#### Written task
Transcribe all the records with complete accuracy.

(Source records)
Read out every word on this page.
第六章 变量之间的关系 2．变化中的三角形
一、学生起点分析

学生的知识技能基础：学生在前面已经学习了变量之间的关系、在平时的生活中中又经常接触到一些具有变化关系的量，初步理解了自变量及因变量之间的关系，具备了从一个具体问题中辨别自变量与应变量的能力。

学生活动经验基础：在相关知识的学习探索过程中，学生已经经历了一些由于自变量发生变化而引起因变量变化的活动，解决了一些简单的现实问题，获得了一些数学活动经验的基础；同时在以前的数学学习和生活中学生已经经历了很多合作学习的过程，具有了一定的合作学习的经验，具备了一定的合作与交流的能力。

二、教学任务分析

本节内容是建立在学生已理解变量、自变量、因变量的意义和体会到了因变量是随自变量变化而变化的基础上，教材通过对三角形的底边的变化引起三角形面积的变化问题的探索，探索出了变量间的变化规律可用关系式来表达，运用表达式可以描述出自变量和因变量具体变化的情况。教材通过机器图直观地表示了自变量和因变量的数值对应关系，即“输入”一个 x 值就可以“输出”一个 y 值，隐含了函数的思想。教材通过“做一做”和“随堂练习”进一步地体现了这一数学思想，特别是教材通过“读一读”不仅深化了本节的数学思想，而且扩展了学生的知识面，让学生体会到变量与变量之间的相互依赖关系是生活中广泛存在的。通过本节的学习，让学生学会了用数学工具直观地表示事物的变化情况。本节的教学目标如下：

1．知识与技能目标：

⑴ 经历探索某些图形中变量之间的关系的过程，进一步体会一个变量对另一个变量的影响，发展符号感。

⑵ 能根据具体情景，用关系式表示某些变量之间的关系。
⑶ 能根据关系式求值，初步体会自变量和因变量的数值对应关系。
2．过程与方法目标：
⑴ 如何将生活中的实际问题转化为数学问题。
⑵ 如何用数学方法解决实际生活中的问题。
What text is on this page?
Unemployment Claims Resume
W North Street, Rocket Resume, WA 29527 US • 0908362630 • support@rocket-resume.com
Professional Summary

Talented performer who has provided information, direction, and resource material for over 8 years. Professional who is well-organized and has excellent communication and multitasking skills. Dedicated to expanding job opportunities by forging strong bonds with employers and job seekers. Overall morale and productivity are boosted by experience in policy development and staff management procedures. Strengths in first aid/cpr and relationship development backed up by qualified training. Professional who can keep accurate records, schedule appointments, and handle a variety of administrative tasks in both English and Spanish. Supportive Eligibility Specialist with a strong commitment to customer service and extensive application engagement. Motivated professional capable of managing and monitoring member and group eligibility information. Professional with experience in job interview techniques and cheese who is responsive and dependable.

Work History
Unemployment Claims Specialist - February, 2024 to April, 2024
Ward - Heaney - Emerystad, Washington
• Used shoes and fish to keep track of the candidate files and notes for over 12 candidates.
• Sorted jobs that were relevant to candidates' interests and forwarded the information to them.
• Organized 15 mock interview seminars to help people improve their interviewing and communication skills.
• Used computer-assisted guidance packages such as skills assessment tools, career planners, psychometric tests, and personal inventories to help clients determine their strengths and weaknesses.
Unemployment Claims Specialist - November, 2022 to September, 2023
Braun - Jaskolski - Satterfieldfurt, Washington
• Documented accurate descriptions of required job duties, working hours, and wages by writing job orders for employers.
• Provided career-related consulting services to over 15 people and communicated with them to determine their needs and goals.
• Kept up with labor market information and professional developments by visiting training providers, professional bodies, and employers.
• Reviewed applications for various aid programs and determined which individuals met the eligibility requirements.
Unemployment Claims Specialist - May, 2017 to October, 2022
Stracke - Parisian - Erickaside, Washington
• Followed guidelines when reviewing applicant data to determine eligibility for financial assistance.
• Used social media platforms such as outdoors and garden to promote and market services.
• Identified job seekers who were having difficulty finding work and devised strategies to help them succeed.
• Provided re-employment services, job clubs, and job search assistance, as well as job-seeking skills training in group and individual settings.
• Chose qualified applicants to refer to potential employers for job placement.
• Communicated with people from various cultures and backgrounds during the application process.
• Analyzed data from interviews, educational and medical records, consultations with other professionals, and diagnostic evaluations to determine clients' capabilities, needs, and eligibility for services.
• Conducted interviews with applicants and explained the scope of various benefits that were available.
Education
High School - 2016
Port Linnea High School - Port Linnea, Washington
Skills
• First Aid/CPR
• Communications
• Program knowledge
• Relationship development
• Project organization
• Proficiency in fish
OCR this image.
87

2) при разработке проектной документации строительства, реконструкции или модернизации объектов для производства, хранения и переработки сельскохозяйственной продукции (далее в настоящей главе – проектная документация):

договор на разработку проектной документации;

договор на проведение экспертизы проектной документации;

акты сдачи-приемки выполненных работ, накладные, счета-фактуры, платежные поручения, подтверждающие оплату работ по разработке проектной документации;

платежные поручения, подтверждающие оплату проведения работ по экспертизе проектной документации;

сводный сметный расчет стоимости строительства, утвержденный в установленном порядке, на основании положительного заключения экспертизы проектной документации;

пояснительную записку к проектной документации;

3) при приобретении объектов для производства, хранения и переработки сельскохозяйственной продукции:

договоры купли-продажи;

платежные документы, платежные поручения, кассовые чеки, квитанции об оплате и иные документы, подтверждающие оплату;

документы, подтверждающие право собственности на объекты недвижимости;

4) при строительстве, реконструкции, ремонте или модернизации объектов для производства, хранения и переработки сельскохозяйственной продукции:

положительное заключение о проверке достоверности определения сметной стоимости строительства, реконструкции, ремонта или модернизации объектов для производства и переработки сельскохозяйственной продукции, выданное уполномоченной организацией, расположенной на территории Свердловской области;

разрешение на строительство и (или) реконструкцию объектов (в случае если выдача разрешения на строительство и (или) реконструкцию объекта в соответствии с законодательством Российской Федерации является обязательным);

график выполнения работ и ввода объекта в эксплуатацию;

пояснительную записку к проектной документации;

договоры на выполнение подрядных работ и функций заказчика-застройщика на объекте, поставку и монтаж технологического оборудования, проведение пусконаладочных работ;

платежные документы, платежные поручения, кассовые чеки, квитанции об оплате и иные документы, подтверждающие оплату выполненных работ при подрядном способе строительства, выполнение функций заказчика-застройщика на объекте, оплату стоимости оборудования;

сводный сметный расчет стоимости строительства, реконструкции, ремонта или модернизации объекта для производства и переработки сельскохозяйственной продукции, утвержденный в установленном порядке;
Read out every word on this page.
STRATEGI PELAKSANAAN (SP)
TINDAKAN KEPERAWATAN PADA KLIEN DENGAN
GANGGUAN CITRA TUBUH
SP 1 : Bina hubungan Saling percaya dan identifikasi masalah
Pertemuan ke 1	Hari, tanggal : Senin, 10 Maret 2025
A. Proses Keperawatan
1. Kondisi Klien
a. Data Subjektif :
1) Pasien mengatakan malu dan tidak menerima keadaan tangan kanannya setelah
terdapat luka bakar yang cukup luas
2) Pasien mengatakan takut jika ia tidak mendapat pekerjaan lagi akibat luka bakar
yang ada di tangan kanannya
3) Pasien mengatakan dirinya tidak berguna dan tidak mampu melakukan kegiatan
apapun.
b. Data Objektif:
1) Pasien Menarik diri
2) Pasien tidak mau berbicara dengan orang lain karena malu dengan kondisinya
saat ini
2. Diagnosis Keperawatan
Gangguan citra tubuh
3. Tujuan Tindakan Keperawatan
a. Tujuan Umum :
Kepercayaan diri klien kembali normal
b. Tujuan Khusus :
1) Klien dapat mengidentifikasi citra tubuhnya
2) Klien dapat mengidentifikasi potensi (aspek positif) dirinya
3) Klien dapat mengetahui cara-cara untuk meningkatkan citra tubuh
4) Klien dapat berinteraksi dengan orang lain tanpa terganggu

#### Written solution
Read out every word on this page.
第六章 变量之间的关系 2．变化中的三角形
一、学生起点分析

学生的知识技能基础：学生在前面已经学习了变量之间的关系、在平时的生活中中又经常接触到一些具有变化关系的量，初步理解了自变量及因变量之间的关系，具备了从一个具体问题中辨别自变量与应变量的能力。

学生活动经验基础：在相关知识的学习探索过程中，学生已经经历了一些由于自变量发生变化而引起因变量变化的活动，解决了一些简单的现实问题，获得了一些数学活动经验的基础；同时在以前的数学学习和生活中学生已经经历了很多合作学习的过程，具有了一定的合作学习的经验，具备了一定的合作与交流的能力。

二、教学任务分析

本节内容是建立在学生已理解变量、自变量、因变量的意义和体会到了因变量是随自变量变化而变化的基础上，教材通过对三角形的底边的变化引起三角形面积的变化问题的探索，探索出了变量间的变化规律可用关系式来表达，运用表达式可以描述出自变量和因变量具体变化的情况。教材通过机器图直观地表示了自变量和因变量的数值对应关系，即“输入”一个 x 值就可以“输出”一个 y 值，隐含了函数的思想。教材通过“做一做”和“随堂练习”进一步地体现了这一数学思想，特别是教材通过“读一读”不仅深化了本节的数学思想，而且扩展了学生的知识面，让学生体会到变量与变量之间的相互依赖关系是生活中广泛存在的。通过本节的学习，让学生学会了用数学工具直观地表示事物的变化情况。本节的教学目标如下：

1．知识与技能目标：

⑴ 经历探索某些图形中变量之间的关系的过程，进一步体会一个变量对另一个变量的影响，发展符号感。

⑵ 能根据具体情景，用关系式表示某些变量之间的关系。
⑶ 能根据关系式求值，初步体会自变量和因变量的数值对应关系。
2．过程与方法目标：
⑴ 如何将生活中的实际问题转化为数学问题。
⑵ 如何用数学方法解决实际生活中的问题。
What text is on this page?
Unemployment Claims Resume
W North Street, Rocket Resume, WA 29527 US • 0908362630 • support@rocket-resume.com
Professional Summary

Talented performer who has provided information, direction, and resource material for over 8 years. Professional who is well-organized and has excellent communication and multitasking skills. Dedicated to expanding job opportunities by forging strong bonds with employers and job seekers. Overall morale and productivity are boosted by experience in policy development and staff management procedures. Strengths in first aid/cpr and relationship development backed up by qualified training. Professional who can keep accurate records, schedule appointments, and handle a variety of administrative tasks in both English and Spanish. Supportive Eligibility Specialist with a strong commitment to customer service and extensive application engagement. Motivated professional capable of managing and monitoring member and group eligibility information. Professional with experience in job interview techniques and cheese who is responsive and dependable.

Work History
Unemployment Claims Specialist - February, 2024 to April, 2024
Ward - Heaney - Emerystad, Washington
• Used shoes and fish to keep track of the candidate files and notes for over 12 candidates.
• Sorted jobs that were relevant to candidates' interests and forwarded the information to them.
• Organized 15 mock interview seminars to help people improve their interviewing and communication skills.
• Used computer-assisted guidance packages such as skills assessment tools, career planners, psychometric tests, and personal inventories to help clients determine their strengths and weaknesses.
Unemployment Claims Specialist - November, 2022 to September, 2023
Braun - Jaskolski - Satterfieldfurt, Washington
• Documented accurate descriptions of required job duties, working hours, and wages by writing job orders for employers.
• Provided career-related consulting services to over 15 people and communicated with them to determine their needs and goals.
• Kept up with labor market information and professional developments by visiting training providers, professional bodies, and employers.
• Reviewed applications for various aid programs and determined which individuals met the eligibility requirements.
Unemployment Claims Specialist - May, 2017 to October, 2022
Stracke - Parisian - Erickaside, Washington
• Followed guidelines when reviewing applicant data to determine eligibility for financial assistance.
• Used social media platforms such as outdoors and garden to promote and market services.
• Identified job seekers who were having difficulty finding work and devised strategies to help them succeed.
• Provided re-employment services, job clubs, and job search assistance, as well as job-seeking skills training in group and individual settings.
• Chose qualified applicants to refer to potential employers for job placement.
• Communicated with people from various cultures and backgrounds during the application process.
• Analyzed data from interviews, educational and medical records, consultations with other professionals, and diagnostic evaluations to determine clients' capabilities, needs, and eligibility for services.
• Conducted interviews with applicants and explained the scope of various benefits that were available.
Education
High School - 2016
Port Linnea High School - Port Linnea, Washington
Skills
• First Aid/CPR
• Communications
• Program knowledge
• Relationship development
• Project organization
• Proficiency in fish
OCR this image.
87

2) при разработке проектной документации строительства, реконструкции или модернизации объектов для производства, хранения и переработки сельскохозяйственной продукции (далее в настоящей главе – проектная документация):

договор на разработку проектной документации;

договор на проведение экспертизы проектной документации;

акты сдачи-приемки выполненных работ, накладные, счета-фактуры, платежные поручения, подтверждающие оплату работ по разработке проектной документации;

платежные поручения, подтверждающие оплату проведения работ по экспертизе проектной документации;

сводный сметный расчет стоимости строительства, утвержденный в установленном порядке, на основании положительного заключения экспертизы проектной документации;

пояснительную записку к проектной документации;

3) при приобретении объектов для производства, хранения и переработки сельскохозяйственной продукции:

договоры купли-продажи;

платежные документы, платежные поручения, кассовые чеки, квитанции об оплате и иные документы, подтверждающие оплату;

документы, подтверждающие право собственности на объекты недвижимости;

4) при строительстве, реконструкции, ремонте или модернизации объектов для производства, хранения и переработки сельскохозяйственной продукции:

положительное заключение о проверке достоверности определения сметной стоимости строительства, реконструкции, ремонта или модернизации объектов для производства и переработки сельскохозяйственной продукции, выданное уполномоченной организацией, расположенной на территории Свердловской области;

разрешение на строительство и (или) реконструкцию объектов (в случае если выдача разрешения на строительство и (или) реконструкцию объекта в соответствии с законодательством Российской Федерации является обязательным);

график выполнения работ и ввода объекта в эксплуатацию;

пояснительную записку к проектной документации;

договоры на выполнение подрядных работ и функций заказчика-застройщика на объекте, поставку и монтаж технологического оборудования, проведение пусконаладочных работ;

платежные документы, платежные поручения, кассовые чеки, квитанции об оплате и иные документы, подтверждающие оплату выполненных работ при подрядном способе строительства, выполнение функций заказчика-застройщика на объекте, оплату стоимости оборудования;

сводный сметный расчет стоимости строительства, реконструкции, ремонта или модернизации объекта для производства и переработки сельскохозяйственной продукции, утвержденный в установленном порядке;
Read out every word on this page.
STRATEGI PELAKSANAAN (SP)
TINDAKAN KEPERAWATAN PADA KLIEN DENGAN
GANGGUAN CITRA TUBUH
SP 1 : Bina hubungan Saling percaya dan identifikasi masalah
Pertemuan ke 1	Hari, tanggal : Senin, 10 Maret 2025
A. Proses Keperawatan
1. Kondisi Klien
a. Data Subjektif :
1) Pasien mengatakan malu dan tidak menerima keadaan tangan kanannya setelah
terdapat luka bakar yang cukup luas
2) Pasien mengatakan takut jika ia tidak mendapat pekerjaan lagi akibat luka bakar
yang ada di tangan kanannya
3) Pasien mengatakan dirinya tidak berguna dan tidak mampu melakukan kegiatan
apapun.
b. Data Objektif:
1) Pasien Menarik diri
2) Pasien tidak mau berbicara dengan orang lain karena malu dengan kondisinya
saat ini
2. Diagnosis Keperawatan
Gangguan citra tubuh
3. Tujuan Tindakan Keperawatan
a. Tujuan Umum :
Kepercayaan diri klien kembali normal
b. Tujuan Khusus :
1) Klien dapat mengidentifikasi citra tubuhnya
2) Klien dapat mengidentifikasi potensi (aspek positif) dirinya
3) Klien dapat mengetahui cara-cara untuk meningkatkan citra tubuh
4) Klien dapat berinteraksi dengan orang lain tanpa terganggu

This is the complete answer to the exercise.